TO BE DONE:
Each line from the one that contains "Type out the text in this image." to the end of the material must be set down exactly, and no line before it.

DATA SHOWN:
— start —

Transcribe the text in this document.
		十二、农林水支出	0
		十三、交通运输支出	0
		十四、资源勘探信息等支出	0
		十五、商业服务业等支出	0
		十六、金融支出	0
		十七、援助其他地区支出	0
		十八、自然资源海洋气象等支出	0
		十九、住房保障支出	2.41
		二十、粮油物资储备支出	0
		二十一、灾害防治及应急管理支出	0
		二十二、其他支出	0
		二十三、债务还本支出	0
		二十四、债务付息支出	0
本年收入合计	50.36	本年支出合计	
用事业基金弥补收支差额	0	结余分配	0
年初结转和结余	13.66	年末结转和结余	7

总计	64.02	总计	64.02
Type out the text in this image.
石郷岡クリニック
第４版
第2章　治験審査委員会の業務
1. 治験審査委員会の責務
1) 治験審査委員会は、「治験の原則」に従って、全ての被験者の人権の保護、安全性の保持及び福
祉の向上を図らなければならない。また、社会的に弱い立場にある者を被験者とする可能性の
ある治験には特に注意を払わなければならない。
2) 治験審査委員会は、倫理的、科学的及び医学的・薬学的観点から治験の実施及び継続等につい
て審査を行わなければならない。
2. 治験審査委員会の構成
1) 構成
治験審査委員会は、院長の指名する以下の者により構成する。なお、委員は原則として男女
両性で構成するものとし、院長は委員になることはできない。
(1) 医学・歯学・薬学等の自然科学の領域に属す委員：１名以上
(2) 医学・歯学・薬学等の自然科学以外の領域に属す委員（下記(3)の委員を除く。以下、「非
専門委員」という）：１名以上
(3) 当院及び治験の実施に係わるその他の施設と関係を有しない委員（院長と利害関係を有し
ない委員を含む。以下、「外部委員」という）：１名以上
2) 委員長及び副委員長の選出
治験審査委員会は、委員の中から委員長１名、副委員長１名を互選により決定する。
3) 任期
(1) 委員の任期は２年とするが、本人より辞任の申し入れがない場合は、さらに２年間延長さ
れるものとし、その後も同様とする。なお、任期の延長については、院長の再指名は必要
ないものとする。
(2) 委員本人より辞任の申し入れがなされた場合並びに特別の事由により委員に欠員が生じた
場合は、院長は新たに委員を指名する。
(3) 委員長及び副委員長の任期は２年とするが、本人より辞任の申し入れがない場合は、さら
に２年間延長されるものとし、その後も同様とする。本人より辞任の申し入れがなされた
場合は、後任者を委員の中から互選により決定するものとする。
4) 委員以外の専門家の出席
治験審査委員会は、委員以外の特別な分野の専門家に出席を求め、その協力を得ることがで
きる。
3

— end —

COMPLETE ANSWER:
Type out the text in this image.
石郷岡クリニック
第４版
第2章　治験審査委員会の業務
1. 治験審査委員会の責務
1) 治験審査委員会は、「治験の原則」に従って、全ての被験者の人権の保護、安全性の保持及び福
祉の向上を図らなければならない。また、社会的に弱い立場にある者を被験者とする可能性の
ある治験には特に注意を払わなければならない。
2) 治験審査委員会は、倫理的、科学的及び医学的・薬学的観点から治験の実施及び継続等につい
て審査を行わなければならない。
2. 治験審査委員会の構成
1) 構成
治験審査委員会は、院長の指名する以下の者により構成する。なお、委員は原則として男女
両性で構成するものとし、院長は委員になることはできない。
(1) 医学・歯学・薬学等の自然科学の領域に属す委員：１名以上
(2) 医学・歯学・薬学等の自然科学以外の領域に属す委員（下記(3)の委員を除く。以下、「非
専門委員」という）：１名以上
(3) 当院及び治験の実施に係わるその他の施設と関係を有しない委員（院長と利害関係を有し
ない委員を含む。以下、「外部委員」という）：１名以上
2) 委員長及び副委員長の選出
治験審査委員会は、委員の中から委員長１名、副委員長１名を互選により決定する。
3) 任期
(1) 委員の任期は２年とするが、本人より辞任の申し入れがない場合は、さらに２年間延長さ
れるものとし、その後も同様とする。なお、任期の延長については、院長の再指名は必要
ないものとする。
(2) 委員本人より辞任の申し入れがなされた場合並びに特別の事由により委員に欠員が生じた
場合は、院長は新たに委員を指名する。
(3) 委員長及び副委員長の任期は２年とするが、本人より辞任の申し入れがない場合は、さら
に２年間延長されるものとし、その後も同様とする。本人より辞任の申し入れがなされた
場合は、後任者を委員の中から互選により決定するものとする。
4) 委員以外の専門家の出席
治験審査委員会は、委員以外の特別な分野の専門家に出席を求め、その協力を得ることがで
きる。
3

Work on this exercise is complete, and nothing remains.